_TASK BRIEF_.
Set down the data below without change, skipping the pictures it holds.

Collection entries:
□ □ □ □ □ □ □

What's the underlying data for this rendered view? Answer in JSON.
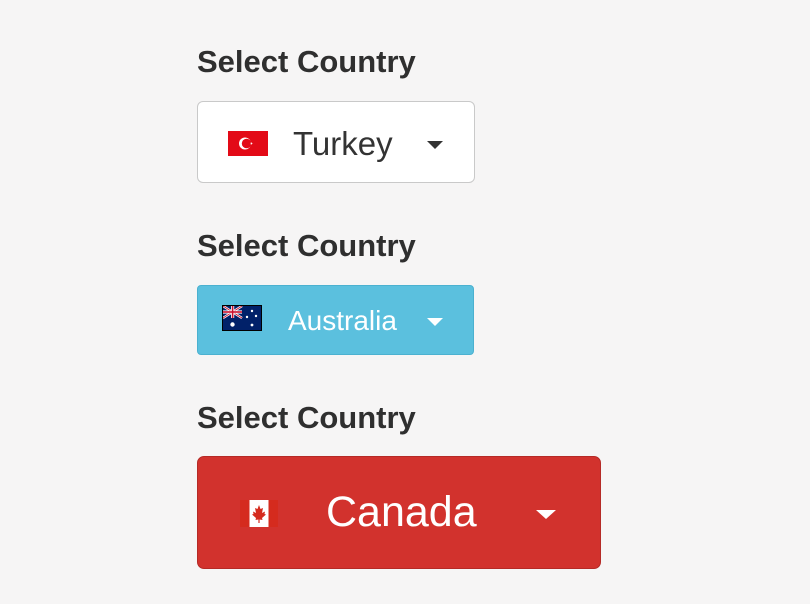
{
  "selects": [
    {
      "label": "Select Country",
      "value": "Turkey",
      "flag_icon": "turkey-flag-icon",
      "style": "default",
      "background": "#ffffff",
      "text_color": "#333333"
    },
    {
      "label": "Select Country",
      "value": "Australia",
      "flag_icon": "australia-flag-icon",
      "style": "info",
      "background": "#5bc0de",
      "text_color": "#ffffff"
    },
    {
      "label": "Select Country",
      "value": "Canada",
      "flag_icon": "canada-flag-icon",
      "style": "danger",
      "background": "#d2322d",
      "text_color": "#ffffff"
    }
  ]
}
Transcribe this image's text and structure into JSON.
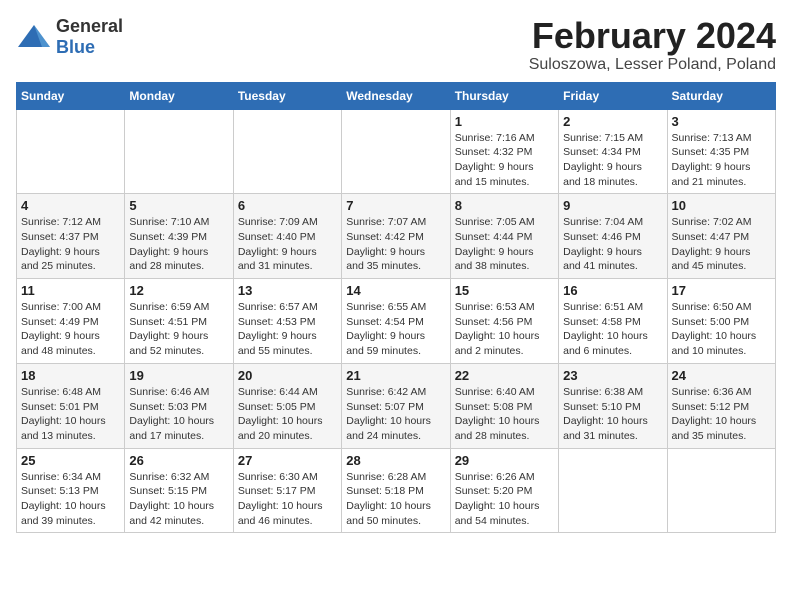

□ □ □ □ □ □ □

_SOLUTION FOR THIS TASK_.
What's the underlying data for this rendered view? Answer in JSON.
{
  "selects": [
    {
      "label": "Select Country",
      "value": "Turkey",
      "flag_icon": "turkey-flag-icon",
      "style": "default",
      "background": "#ffffff",
      "text_color": "#333333"
    },
    {
      "label": "Select Country",
      "value": "Australia",
      "flag_icon": "australia-flag-icon",
      "style": "info",
      "background": "#5bc0de",
      "text_color": "#ffffff"
    },
    {
      "label": "Select Country",
      "value": "Canada",
      "flag_icon": "canada-flag-icon",
      "style": "danger",
      "background": "#d2322d",
      "text_color": "#ffffff"
    }
  ]
}
Transcribe this image's text and structure into JSON.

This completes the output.